==== Listed records
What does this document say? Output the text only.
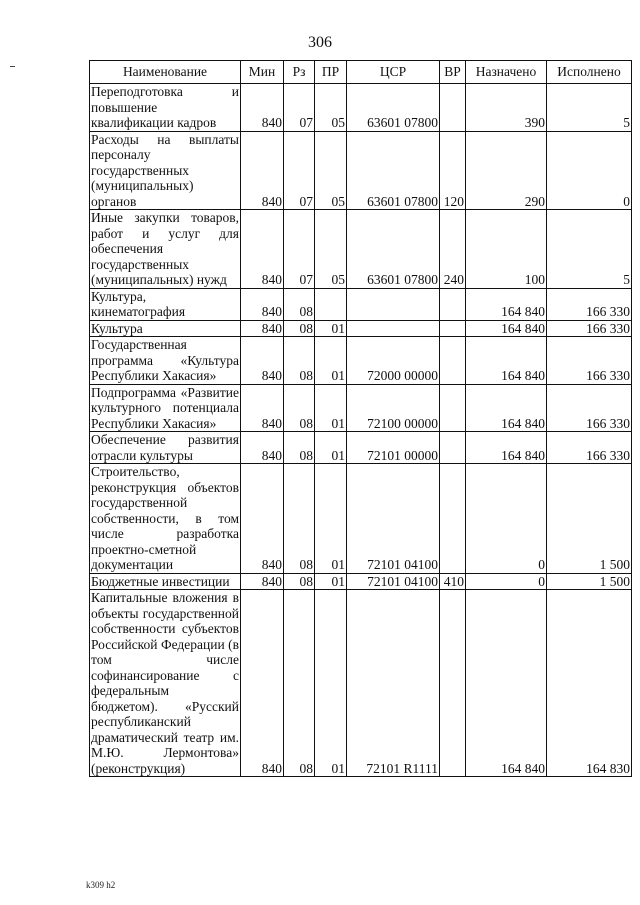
306
Наименование	Мин	Рз	ПР	ЦСР	ВР	Назначено	Исполнено
Переподготовка и повышение квалификации кадров	840	07	05	63601 07800		390	5
Расходы на выплаты персоналу государственных (муниципальных) органов	840	07	05	63601 07800	120	290	0
Иные закупки товаров, работ и услуг для обеспечения государственных (муниципальных) нужд	840	07	05	63601 07800	240	100	5
Культура, кинематография	840	08				164 840	166 330
Культура	840	08	01			164 840	166 330
Государственная программа «Культура Республики Хакасия»	840	08	01	72000 00000		164 840	166 330
Подпрограмма «Развитие культурного потенциала Республики Хакасия»	840	08	01	72100 00000		164 840	166 330
Обеспечение развития отрасли культуры	840	08	01	72101 00000		164 840	166 330
Строительство, реконструкция объектов государственной собственности, в том числе разработка проектно-сметной документации	840	08	01	72101 04100		0	1 500
Бюджетные инвестиции	840	08	01	72101 04100	410	0	1 500
Капитальные вложения в объекты государственной собственности субъектов Российской Федерации (в том числе софинансирование с федеральным бюджетом). «Русский республиканский драматический театр им. М.Ю. Лермонтова» (реконструкция)	840	08	01	72101 R1111		164 840	164 830
k309 h2
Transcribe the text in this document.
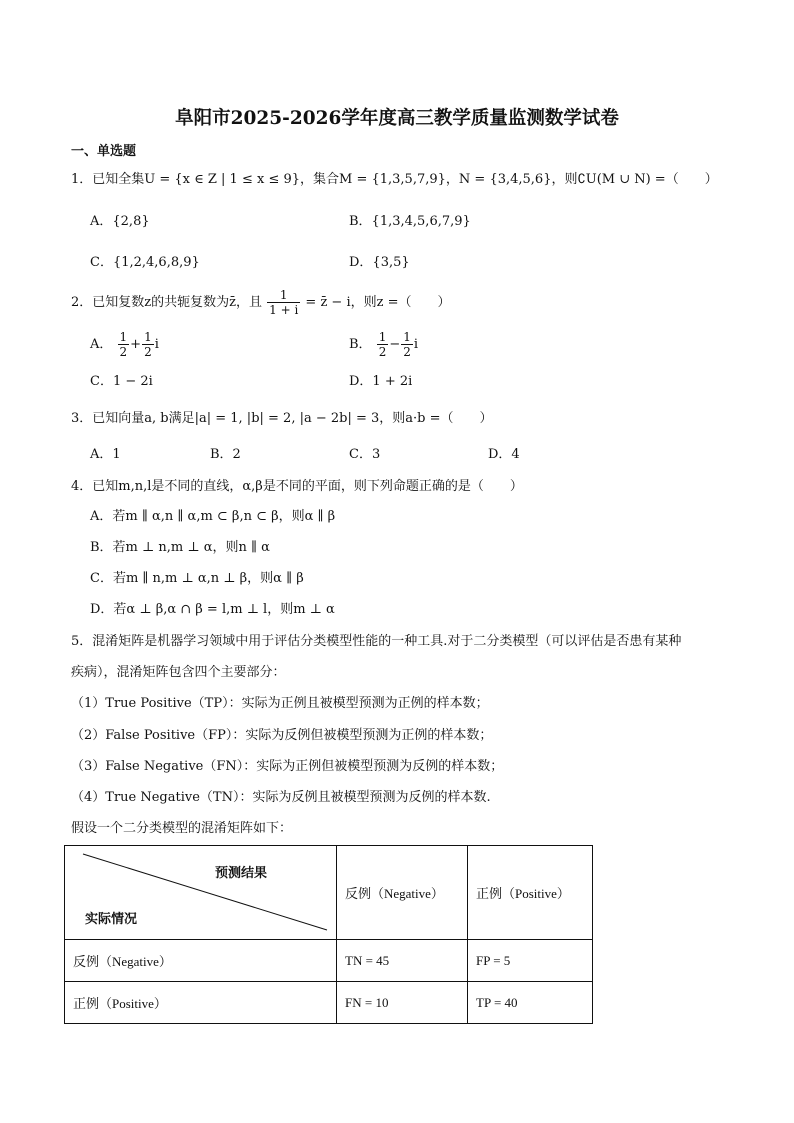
阜阳市2025-2026学年度高三教学质量监测数学试卷
一、单选题
1．已知全集U = {x ∈ Z | 1 ≤ x ≤ 9}，集合M = {1,3,5,7,9}，N = {3,4,5,6}，则∁U(M ∪ N) =（　　）
A．{2,8}	B．{1,3,4,5,6,7,9}
C．{1,2,4,6,8,9}	D．{3,5}
2．已知复数z的共轭复数为z̄，且 $\frac{1}{1 + i}$ = z̄ − i，则z =（　　）
A． $\frac{1}{2} + \frac{1}{2}$ i	B． $\frac{1}{2} - \frac{1}{2}$ i
C．1 − 2i	D．1 + 2i
3．已知向量a, b满足|a| = 1, |b| = 2, |a − 2b| = 3，则a·b =（　　）
A．1	B．2	C．3	D．4
4．已知m,n,l是不同的直线，α,β是不同的平面，则下列命题正确的是（　　）
A．若m ∥ α,n ∥ α,m ⊂ β,n ⊂ β，则α ∥ β
B．若m ⊥ n,m ⊥ α，则n ∥ α
C．若m ∥ n,m ⊥ α,n ⊥ β，则α ∥ β
D．若α ⊥ β,α ∩ β = l,m ⊥ l，则m ⊥ α
5．混淆矩阵是机器学习领域中用于评估分类模型性能的一种工具.对于二分类模型（可以评估是否患有某种
疾病），混淆矩阵包含四个主要部分：
（1）True Positive（TP）：实际为正例且被模型预测为正例的样本数；
（2）False Positive（FP）：实际为反例但被模型预测为正例的样本数；
（3）False Negative（FN）：实际为正例但被模型预测为反例的样本数；
（4）True Negative（TN）：实际为反例且被模型预测为反例的样本数.
假设一个二分类模型的混淆矩阵如下：
预测结果
实际情况	反例（Negative）	正例（Positive）
反例（Negative）	TN = 45	FP = 5
正例（Positive）	FN = 10	TP = 40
========
• Exercise details:
Search the data above for the string "числе" and copy each line that has it.

• Response:
Строительство, реконструкция объектов государственной собственности, в том числе разработка проектно-сметной документации	840	08	01	72101 04100		0	1 500
Капитальные вложения в объекты государственной собственности субъектов Российской Федерации (в том числе софинансирование с федеральным бюджетом). «Русский республиканский драматический театр им. М.Ю. Лермонтова» (реконструкция)	840	08	01	72101 R1111		164 840	164 830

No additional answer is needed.